Exercise details ▸ Take every line from the listing below that includes "Valid" and copy it.

Begin Provided records

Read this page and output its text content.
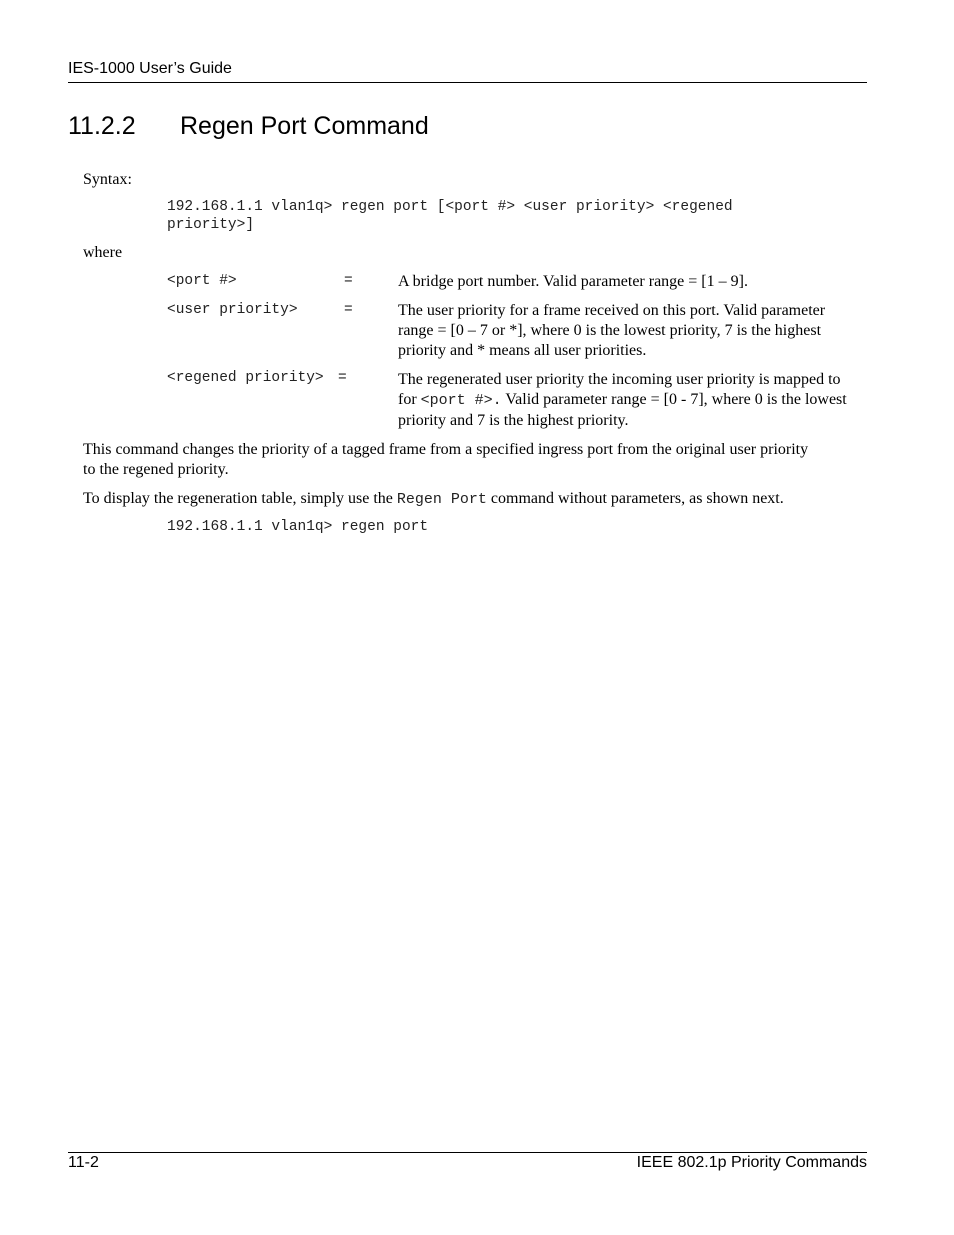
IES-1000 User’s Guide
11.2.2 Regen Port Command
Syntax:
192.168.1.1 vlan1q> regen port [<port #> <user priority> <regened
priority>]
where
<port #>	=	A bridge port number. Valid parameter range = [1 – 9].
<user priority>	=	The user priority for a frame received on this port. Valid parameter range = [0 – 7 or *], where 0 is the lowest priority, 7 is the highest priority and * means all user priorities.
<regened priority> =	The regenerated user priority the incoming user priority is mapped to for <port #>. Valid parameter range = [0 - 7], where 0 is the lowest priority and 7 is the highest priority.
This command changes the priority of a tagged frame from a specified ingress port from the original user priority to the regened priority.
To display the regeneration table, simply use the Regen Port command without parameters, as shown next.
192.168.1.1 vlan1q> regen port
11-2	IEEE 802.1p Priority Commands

End Provided records
Begin Provided records

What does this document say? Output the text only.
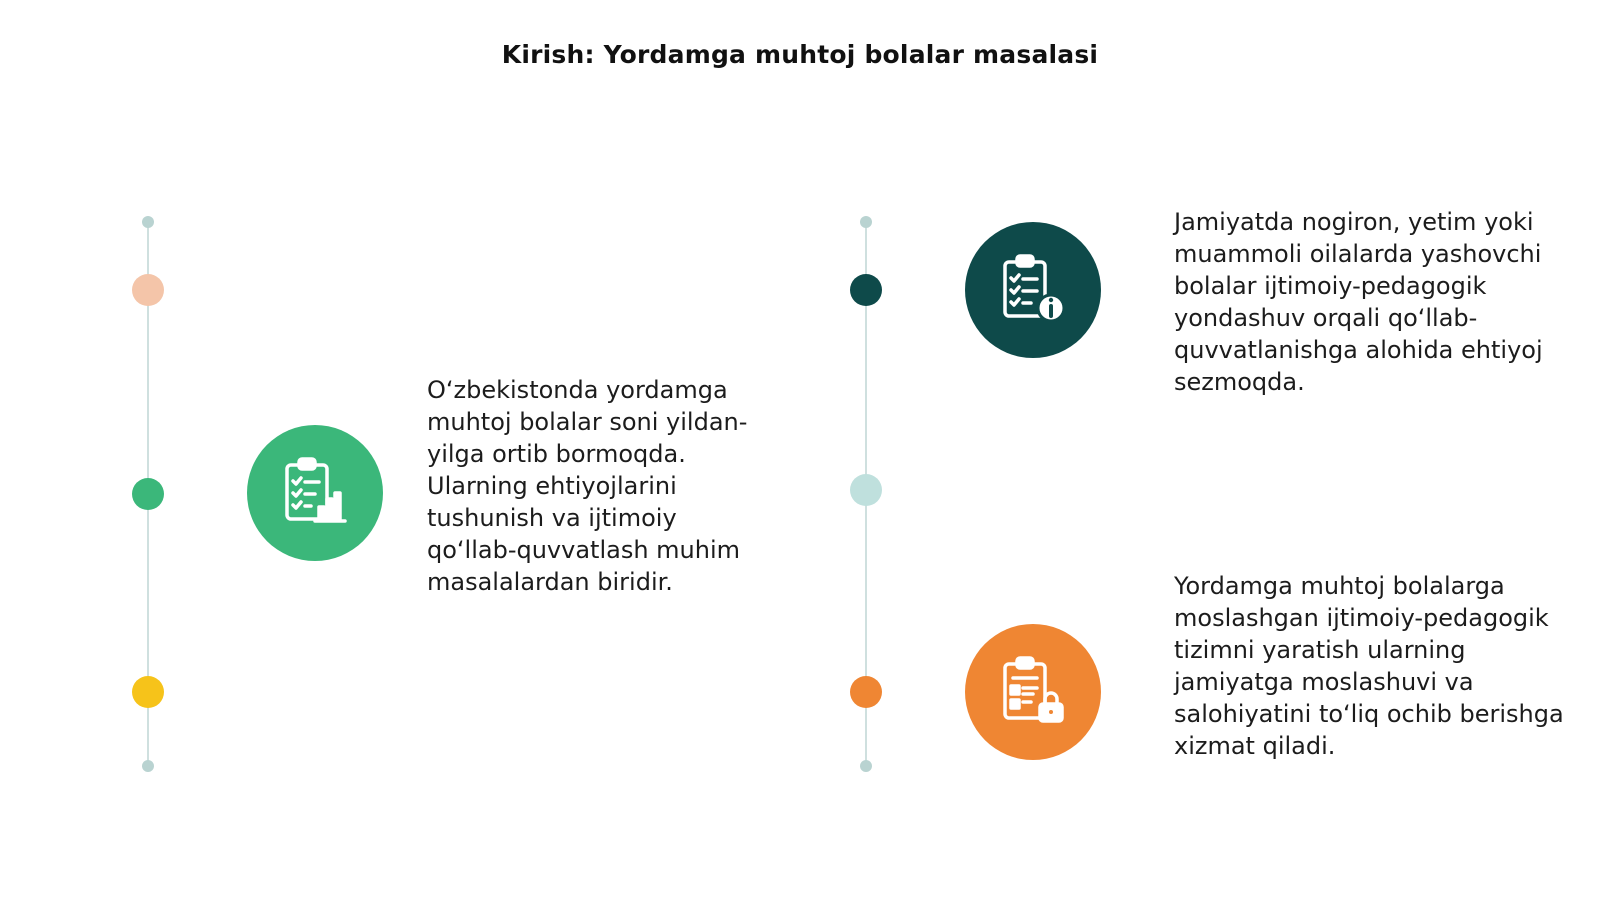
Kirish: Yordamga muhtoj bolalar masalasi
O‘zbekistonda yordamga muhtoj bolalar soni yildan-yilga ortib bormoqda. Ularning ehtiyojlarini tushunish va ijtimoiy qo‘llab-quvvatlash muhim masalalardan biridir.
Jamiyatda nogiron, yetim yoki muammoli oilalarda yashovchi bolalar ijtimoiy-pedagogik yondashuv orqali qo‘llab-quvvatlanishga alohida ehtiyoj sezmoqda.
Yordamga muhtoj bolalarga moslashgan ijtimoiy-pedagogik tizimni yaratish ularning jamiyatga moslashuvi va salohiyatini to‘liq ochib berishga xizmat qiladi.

End Provided records

Answer to the exercise ▸
<port #>	=	A bridge port number. Valid parameter range = [1 – 9].
<user priority>	=	The user priority for a frame received on this port. Valid parameter range = [0 – 7 or *], where 0 is the lowest priority, 7 is the highest priority and * means all user priorities.
<regened priority> =	The regenerated user priority the incoming user priority is mapped to for <port #>. Valid parameter range = [0 - 7], where 0 is the lowest priority and 7 is the highest priority.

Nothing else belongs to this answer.